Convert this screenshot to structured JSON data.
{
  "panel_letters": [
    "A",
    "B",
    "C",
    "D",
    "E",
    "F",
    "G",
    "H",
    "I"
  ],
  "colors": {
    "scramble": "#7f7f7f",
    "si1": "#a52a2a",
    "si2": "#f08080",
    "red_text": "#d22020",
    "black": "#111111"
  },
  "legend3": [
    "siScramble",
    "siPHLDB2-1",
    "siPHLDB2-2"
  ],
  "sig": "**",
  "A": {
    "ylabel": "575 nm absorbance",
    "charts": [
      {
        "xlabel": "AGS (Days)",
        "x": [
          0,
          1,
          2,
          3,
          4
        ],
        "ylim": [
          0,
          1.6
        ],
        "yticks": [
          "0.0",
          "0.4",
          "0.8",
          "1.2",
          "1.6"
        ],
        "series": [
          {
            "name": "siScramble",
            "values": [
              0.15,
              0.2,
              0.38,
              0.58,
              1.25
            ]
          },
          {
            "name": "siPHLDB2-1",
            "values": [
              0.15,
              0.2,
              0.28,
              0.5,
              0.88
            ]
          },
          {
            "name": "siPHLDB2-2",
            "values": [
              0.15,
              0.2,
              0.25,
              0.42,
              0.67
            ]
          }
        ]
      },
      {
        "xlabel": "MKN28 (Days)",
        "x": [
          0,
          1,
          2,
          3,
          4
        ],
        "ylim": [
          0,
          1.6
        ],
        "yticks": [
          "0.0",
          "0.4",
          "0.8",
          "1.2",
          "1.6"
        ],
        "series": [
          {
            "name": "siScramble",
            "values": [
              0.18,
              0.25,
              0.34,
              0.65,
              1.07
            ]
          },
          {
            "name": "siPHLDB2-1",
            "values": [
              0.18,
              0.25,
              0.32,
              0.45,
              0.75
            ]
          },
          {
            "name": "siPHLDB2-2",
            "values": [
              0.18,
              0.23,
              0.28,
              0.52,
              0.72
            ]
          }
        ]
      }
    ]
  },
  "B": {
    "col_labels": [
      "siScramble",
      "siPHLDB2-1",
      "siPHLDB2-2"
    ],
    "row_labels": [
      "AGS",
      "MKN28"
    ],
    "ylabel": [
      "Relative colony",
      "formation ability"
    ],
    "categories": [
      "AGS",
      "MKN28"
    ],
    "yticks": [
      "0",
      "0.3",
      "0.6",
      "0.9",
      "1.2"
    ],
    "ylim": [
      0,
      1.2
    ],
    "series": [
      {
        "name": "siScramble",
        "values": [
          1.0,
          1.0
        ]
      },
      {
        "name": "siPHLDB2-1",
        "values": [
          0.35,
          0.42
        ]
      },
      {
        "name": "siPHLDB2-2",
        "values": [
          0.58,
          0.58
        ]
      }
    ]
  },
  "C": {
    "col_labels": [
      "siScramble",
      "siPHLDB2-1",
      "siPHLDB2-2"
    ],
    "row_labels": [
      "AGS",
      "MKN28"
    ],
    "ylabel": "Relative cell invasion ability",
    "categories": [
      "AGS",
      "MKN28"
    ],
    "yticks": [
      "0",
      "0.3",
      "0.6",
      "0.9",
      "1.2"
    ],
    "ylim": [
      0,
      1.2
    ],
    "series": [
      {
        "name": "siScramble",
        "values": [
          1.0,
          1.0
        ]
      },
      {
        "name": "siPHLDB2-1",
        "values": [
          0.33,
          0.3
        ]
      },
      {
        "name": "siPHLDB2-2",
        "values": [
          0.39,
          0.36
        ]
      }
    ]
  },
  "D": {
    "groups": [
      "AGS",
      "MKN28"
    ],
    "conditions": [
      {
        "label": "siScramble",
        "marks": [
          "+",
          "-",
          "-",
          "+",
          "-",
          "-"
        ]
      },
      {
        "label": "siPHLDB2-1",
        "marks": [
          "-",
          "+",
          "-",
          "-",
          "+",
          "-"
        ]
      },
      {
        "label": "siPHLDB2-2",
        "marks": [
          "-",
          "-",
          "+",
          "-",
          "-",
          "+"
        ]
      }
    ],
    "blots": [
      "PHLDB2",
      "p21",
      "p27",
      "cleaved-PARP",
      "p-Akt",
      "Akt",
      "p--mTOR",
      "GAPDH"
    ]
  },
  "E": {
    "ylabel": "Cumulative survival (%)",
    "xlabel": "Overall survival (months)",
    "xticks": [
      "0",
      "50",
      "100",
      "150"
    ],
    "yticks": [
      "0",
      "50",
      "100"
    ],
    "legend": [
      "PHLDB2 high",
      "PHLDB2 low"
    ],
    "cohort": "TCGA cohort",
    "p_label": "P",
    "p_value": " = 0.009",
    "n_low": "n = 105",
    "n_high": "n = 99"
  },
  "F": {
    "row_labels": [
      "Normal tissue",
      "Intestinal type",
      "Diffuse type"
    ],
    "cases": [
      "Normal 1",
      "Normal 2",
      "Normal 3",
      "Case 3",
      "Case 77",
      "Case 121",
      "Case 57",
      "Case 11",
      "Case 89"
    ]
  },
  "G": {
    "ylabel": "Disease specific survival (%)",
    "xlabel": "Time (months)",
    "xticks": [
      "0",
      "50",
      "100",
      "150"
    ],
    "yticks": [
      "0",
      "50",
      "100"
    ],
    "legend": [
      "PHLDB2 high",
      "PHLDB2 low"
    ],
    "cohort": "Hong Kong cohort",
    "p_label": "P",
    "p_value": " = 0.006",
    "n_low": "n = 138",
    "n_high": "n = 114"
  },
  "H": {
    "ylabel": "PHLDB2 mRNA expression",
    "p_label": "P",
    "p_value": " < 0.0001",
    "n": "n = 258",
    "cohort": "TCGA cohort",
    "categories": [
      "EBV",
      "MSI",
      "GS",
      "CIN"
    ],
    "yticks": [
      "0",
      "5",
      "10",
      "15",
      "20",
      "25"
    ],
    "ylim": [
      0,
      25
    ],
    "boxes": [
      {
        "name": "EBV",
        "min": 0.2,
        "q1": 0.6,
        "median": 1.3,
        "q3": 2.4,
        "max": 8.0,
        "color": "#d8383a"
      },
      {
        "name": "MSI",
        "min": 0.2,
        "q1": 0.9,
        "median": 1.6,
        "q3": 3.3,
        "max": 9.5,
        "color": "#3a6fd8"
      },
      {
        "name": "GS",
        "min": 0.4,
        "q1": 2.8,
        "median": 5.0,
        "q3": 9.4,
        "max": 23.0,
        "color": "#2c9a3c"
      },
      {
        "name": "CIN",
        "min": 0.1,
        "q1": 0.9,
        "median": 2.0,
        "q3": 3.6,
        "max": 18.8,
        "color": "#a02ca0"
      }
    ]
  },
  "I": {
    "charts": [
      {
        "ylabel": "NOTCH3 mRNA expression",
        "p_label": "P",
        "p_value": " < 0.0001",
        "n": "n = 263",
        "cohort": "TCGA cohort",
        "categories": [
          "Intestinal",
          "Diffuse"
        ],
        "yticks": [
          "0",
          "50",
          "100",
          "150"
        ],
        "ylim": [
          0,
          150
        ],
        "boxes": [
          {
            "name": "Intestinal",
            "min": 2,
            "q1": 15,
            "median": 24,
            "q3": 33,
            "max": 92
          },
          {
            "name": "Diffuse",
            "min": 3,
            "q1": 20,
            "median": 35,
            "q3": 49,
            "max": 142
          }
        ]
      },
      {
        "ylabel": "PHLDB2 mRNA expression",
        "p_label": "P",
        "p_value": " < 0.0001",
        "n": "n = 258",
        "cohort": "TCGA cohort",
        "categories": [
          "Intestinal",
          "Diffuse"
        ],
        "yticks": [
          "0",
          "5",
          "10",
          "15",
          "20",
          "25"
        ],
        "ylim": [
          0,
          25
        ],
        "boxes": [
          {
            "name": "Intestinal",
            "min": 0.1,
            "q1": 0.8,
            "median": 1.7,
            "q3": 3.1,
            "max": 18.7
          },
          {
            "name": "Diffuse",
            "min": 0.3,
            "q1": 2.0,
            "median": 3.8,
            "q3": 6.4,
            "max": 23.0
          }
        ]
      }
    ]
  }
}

===============

Reproduce each line from the records that contains the word "Normal".

** RESPONSE AREA **
      "Normal tissue",
      "Normal 1",
      "Normal 2",
      "Normal 3",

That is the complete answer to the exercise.